[start DATA SHOWN]

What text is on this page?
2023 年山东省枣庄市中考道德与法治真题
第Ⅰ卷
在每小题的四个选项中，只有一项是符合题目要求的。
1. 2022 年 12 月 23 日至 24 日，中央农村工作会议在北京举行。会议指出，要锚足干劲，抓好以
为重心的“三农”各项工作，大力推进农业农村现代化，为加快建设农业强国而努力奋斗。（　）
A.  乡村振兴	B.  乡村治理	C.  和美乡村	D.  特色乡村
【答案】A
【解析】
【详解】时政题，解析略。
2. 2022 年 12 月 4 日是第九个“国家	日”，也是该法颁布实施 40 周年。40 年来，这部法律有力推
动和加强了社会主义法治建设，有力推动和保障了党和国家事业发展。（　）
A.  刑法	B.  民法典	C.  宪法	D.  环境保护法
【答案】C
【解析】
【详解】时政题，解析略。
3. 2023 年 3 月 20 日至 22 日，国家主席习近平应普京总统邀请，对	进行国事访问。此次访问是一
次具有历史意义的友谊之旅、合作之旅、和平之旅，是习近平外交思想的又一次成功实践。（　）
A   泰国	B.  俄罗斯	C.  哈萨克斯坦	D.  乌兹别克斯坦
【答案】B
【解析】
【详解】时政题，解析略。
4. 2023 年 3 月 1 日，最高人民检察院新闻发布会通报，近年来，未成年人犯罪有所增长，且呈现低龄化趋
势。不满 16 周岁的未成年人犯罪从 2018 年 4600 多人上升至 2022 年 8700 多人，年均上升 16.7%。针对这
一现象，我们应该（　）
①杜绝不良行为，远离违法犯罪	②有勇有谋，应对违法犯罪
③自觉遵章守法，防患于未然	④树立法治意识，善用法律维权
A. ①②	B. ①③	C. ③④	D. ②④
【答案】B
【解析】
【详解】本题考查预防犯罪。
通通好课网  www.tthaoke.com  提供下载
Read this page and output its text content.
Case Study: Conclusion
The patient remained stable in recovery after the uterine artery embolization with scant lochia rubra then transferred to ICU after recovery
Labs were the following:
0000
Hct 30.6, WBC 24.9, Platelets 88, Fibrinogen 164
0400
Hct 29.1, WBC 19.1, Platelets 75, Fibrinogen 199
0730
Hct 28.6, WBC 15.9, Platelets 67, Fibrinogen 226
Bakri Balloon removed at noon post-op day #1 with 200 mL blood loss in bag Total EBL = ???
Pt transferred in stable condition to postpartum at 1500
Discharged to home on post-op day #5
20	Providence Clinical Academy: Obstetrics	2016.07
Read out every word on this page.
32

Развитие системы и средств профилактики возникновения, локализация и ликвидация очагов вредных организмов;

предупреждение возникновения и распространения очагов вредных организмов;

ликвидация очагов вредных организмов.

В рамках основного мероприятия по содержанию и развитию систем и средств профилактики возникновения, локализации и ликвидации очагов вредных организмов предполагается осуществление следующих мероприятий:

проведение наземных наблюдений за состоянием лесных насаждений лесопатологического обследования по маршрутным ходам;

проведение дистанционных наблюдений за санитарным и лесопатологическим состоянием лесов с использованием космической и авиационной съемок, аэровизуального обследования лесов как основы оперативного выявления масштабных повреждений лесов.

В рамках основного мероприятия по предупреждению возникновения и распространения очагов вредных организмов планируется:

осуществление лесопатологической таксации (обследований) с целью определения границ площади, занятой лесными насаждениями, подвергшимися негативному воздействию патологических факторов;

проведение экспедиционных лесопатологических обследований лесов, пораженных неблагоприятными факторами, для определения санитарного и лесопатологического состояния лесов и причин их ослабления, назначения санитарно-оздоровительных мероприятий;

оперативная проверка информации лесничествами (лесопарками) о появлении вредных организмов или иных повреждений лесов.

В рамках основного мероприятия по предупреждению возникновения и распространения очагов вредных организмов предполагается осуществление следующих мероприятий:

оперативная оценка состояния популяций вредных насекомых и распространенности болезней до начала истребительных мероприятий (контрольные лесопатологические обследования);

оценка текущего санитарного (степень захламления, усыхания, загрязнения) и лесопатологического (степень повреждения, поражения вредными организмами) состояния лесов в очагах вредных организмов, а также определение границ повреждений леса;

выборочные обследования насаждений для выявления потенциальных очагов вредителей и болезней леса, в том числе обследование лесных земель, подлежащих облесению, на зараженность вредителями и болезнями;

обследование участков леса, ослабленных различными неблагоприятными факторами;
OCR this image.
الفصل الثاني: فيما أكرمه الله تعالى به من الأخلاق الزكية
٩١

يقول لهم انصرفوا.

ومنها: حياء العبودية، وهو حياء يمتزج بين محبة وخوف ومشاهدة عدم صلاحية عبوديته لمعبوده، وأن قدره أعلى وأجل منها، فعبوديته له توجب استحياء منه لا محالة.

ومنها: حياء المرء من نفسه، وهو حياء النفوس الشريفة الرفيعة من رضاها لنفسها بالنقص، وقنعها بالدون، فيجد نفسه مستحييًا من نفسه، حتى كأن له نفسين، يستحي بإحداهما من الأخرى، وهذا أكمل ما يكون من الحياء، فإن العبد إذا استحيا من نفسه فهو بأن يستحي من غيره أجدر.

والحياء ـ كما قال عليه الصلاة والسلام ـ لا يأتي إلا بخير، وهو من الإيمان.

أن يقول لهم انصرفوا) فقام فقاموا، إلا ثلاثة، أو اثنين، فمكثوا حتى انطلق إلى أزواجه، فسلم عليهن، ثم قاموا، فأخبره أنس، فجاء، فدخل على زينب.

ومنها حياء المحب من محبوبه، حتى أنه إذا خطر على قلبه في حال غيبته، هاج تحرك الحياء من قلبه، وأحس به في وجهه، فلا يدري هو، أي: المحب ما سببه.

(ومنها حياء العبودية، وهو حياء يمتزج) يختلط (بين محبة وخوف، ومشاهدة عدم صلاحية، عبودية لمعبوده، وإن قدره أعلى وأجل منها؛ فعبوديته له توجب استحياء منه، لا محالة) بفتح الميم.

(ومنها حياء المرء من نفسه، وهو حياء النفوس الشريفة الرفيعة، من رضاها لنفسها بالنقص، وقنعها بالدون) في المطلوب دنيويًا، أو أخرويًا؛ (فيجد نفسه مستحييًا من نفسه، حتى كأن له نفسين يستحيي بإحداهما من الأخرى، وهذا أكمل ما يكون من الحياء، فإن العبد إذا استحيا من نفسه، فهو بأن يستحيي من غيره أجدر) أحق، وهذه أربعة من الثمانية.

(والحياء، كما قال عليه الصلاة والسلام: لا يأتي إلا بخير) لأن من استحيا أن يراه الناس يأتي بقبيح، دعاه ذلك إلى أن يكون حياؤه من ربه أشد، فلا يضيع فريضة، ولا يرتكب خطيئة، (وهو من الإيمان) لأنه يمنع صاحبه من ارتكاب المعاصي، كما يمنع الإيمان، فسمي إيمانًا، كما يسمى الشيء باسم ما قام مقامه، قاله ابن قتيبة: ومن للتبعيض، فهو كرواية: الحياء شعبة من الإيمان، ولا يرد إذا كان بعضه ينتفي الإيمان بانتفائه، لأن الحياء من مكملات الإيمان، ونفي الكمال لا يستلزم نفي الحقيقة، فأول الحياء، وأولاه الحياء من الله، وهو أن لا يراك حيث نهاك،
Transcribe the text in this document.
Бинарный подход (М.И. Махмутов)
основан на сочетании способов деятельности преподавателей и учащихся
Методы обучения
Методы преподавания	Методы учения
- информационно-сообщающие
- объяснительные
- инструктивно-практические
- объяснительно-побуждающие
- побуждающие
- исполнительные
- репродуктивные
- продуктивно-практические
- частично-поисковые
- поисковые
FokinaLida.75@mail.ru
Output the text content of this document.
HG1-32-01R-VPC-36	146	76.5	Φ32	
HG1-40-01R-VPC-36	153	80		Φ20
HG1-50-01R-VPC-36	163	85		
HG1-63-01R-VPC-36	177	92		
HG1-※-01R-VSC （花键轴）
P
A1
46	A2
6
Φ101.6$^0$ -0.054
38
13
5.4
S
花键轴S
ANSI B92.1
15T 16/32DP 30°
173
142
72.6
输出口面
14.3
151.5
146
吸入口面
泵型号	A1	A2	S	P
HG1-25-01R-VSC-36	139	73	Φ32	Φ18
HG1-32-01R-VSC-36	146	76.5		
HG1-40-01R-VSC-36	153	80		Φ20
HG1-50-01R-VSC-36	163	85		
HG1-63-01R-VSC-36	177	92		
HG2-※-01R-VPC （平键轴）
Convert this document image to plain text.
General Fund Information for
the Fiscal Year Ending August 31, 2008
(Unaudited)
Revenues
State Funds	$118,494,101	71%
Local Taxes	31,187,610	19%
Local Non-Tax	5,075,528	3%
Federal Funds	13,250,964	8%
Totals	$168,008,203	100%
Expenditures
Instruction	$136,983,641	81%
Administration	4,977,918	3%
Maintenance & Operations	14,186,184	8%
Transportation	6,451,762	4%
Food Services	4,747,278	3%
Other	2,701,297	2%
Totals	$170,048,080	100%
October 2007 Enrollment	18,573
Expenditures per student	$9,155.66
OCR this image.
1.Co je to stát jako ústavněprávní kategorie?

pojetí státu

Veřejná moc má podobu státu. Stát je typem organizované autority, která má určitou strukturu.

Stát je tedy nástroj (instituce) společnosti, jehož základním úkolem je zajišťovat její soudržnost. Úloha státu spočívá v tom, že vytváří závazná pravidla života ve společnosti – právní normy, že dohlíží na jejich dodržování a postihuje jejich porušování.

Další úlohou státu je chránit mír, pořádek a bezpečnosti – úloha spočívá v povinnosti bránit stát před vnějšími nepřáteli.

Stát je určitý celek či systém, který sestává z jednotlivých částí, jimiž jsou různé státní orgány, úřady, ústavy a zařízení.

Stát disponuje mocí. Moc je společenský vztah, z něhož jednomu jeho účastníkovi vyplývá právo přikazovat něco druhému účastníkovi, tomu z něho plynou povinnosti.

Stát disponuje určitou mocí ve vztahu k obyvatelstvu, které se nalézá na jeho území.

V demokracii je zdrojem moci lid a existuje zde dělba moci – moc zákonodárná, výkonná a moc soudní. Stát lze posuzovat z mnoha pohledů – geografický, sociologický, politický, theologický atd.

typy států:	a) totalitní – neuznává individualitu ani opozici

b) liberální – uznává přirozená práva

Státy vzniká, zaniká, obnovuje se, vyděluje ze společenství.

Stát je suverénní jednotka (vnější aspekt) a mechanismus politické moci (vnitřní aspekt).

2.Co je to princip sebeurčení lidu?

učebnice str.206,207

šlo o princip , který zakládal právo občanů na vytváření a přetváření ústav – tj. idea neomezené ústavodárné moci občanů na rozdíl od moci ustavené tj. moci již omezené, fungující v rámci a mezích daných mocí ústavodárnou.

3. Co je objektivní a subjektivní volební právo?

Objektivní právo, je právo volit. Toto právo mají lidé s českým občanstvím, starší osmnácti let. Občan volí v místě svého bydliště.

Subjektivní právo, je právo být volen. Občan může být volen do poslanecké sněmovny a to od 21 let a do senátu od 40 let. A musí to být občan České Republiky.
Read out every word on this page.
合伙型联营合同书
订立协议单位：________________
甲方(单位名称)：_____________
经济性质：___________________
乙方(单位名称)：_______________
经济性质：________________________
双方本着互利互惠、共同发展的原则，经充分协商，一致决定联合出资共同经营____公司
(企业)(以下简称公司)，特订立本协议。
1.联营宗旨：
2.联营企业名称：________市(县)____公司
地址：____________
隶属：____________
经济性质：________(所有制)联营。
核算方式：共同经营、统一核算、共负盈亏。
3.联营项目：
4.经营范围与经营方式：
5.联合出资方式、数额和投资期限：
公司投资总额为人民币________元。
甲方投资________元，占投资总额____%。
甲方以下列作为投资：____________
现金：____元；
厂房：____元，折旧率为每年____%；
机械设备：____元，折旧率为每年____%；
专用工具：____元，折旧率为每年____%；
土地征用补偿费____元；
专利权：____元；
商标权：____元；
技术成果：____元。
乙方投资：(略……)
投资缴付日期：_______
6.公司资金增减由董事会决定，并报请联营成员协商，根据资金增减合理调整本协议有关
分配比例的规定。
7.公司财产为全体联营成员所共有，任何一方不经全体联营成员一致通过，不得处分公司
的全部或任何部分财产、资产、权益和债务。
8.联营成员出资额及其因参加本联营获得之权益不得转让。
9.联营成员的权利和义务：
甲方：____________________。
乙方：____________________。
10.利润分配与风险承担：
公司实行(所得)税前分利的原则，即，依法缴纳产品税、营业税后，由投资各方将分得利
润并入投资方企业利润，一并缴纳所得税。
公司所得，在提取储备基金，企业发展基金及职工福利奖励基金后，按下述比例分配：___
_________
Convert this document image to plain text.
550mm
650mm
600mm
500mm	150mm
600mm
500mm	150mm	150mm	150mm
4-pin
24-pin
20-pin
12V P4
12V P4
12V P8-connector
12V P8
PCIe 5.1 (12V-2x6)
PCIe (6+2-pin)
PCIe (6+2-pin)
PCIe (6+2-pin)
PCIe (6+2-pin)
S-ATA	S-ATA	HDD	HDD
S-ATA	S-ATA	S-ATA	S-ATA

[end DATA SHOWN]

_PROBLEM TO SOLVE:_ Filter the records, keeping only lines that contain "státu", and show those lines.

_THE RESPONSE:_
pojetí státu
Veřejná moc má podobu státu. Stát je typem organizované autority, která má určitou strukturu.
Stát je tedy nástroj (instituce) společnosti, jehož základním úkolem je zajišťovat její soudržnost. Úloha státu spočívá v tom, že vytváří závazná pravidla života ve společnosti – právní normy, že dohlíží na jejich dodržování a postihuje jejich porušování.
Další úlohou státu je chránit mír, pořádek a bezpečnosti – úloha spočívá v povinnosti bránit stát před vnějšími nepřáteli.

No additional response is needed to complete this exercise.